→ The exercise: Report each line of the data that contains the string "source". Case counts.

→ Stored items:
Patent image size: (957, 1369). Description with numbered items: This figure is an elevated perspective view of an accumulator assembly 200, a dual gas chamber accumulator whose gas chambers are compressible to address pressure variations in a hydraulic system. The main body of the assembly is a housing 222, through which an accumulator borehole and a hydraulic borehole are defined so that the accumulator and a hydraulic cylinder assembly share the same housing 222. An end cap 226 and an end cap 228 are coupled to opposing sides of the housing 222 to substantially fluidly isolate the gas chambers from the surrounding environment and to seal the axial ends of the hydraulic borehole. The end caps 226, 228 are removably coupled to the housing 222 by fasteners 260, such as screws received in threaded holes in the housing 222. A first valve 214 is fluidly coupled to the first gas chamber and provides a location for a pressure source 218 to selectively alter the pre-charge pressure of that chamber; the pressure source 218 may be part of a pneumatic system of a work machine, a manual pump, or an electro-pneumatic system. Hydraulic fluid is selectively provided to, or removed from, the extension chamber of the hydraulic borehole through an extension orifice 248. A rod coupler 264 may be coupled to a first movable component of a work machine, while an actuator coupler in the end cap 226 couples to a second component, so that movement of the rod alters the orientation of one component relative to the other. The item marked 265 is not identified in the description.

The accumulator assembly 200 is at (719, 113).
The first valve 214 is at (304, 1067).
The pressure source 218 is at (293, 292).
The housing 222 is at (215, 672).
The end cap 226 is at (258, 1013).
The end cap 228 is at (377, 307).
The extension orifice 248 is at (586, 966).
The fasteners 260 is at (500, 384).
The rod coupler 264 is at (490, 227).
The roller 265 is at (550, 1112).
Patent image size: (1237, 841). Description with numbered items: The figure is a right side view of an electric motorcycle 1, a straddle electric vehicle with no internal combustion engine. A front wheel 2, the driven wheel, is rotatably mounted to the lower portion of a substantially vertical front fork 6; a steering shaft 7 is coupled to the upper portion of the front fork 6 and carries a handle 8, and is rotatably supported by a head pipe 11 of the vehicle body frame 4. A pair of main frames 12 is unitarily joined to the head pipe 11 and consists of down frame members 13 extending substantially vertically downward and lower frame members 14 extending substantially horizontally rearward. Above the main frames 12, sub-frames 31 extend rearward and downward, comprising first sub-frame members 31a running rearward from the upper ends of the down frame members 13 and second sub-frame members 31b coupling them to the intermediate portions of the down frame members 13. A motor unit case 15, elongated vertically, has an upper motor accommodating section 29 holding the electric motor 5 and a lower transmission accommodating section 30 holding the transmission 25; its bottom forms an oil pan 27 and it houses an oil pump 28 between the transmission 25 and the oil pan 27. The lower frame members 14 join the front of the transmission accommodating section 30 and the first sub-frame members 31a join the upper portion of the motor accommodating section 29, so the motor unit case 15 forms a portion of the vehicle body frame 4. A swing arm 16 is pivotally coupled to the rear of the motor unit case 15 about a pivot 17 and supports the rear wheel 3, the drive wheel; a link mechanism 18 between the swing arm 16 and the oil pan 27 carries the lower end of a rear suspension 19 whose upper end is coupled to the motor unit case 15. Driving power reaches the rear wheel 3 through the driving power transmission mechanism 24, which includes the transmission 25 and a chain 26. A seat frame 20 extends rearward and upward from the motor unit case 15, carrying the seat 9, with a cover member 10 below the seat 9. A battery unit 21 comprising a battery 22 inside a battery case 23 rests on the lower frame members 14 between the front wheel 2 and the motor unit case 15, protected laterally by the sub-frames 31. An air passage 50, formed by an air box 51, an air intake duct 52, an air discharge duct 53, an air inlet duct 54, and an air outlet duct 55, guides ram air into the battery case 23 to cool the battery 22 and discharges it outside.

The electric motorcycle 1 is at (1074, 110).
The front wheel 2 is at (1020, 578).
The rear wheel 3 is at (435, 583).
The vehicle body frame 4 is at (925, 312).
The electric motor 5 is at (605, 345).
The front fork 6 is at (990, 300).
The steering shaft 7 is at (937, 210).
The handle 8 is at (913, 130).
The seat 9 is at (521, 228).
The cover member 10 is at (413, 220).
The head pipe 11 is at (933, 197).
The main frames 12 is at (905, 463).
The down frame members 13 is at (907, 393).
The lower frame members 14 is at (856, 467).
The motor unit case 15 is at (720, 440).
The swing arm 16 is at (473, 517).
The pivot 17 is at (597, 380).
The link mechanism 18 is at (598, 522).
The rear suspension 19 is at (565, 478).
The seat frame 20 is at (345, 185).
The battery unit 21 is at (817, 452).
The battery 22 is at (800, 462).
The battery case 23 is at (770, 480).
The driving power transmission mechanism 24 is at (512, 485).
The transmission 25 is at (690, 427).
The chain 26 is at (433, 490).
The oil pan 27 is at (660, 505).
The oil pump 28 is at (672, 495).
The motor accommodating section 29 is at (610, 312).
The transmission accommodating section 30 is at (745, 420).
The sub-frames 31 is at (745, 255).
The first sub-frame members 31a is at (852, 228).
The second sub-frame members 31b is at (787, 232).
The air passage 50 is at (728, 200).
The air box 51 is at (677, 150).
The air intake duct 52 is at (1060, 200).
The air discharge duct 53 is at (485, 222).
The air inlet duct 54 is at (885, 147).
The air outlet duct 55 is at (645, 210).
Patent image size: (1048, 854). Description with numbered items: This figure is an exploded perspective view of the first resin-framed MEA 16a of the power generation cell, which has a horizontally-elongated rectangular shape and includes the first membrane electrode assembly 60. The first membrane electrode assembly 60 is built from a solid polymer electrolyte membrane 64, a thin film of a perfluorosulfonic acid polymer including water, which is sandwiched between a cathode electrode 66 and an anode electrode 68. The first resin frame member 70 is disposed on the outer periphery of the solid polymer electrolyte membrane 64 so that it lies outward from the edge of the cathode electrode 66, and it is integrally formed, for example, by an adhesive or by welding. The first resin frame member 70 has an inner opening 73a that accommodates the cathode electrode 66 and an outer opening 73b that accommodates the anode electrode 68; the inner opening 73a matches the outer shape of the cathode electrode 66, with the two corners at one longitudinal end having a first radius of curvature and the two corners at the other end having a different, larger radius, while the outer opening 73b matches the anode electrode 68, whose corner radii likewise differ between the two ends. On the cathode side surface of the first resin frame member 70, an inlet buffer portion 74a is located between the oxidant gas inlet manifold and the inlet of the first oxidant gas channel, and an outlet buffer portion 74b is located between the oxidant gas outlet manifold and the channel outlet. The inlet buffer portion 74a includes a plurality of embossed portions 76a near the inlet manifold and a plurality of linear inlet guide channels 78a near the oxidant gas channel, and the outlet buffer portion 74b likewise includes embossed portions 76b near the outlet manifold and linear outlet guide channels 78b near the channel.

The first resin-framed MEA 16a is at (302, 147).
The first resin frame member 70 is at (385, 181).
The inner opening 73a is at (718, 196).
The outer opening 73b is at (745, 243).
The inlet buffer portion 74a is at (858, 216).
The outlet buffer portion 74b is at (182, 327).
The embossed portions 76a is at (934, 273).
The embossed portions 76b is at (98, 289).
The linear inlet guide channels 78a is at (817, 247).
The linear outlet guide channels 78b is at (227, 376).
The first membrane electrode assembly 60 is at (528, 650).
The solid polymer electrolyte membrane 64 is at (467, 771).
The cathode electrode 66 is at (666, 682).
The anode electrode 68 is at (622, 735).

→ Reply to the task:
Patent image size: (957, 1369). Description with numbered items: This figure is an elevated perspective view of an accumulator assembly 200, a dual gas chamber accumulator whose gas chambers are compressible to address pressure variations in a hydraulic system. The main body of the assembly is a housing 222, through which an accumulator borehole and a hydraulic borehole are defined so that the accumulator and a hydraulic cylinder assembly share the same housing 222. An end cap 226 and an end cap 228 are coupled to opposing sides of the housing 222 to substantially fluidly isolate the gas chambers from the surrounding environment and to seal the axial ends of the hydraulic borehole. The end caps 226, 228 are removably coupled to the housing 222 by fasteners 260, such as screws received in threaded holes in the housing 222. A first valve 214 is fluidly coupled to the first gas chamber and provides a location for a pressure source 218 to selectively alter the pre-charge pressure of that chamber; the pressure source 218 may be part of a pneumatic system of a work machine, a manual pump, or an electro-pneumatic system. Hydraulic fluid is selectively provided to, or removed from, the extension chamber of the hydraulic borehole through an extension orifice 248. A rod coupler 264 may be coupled to a first movable component of a work machine, while an actuator coupler in the end cap 226 couples to a second component, so that movement of the rod alters the orientation of one component relative to the other. The item marked 265 is not identified in the description.
The pressure source 218 is at (293, 292).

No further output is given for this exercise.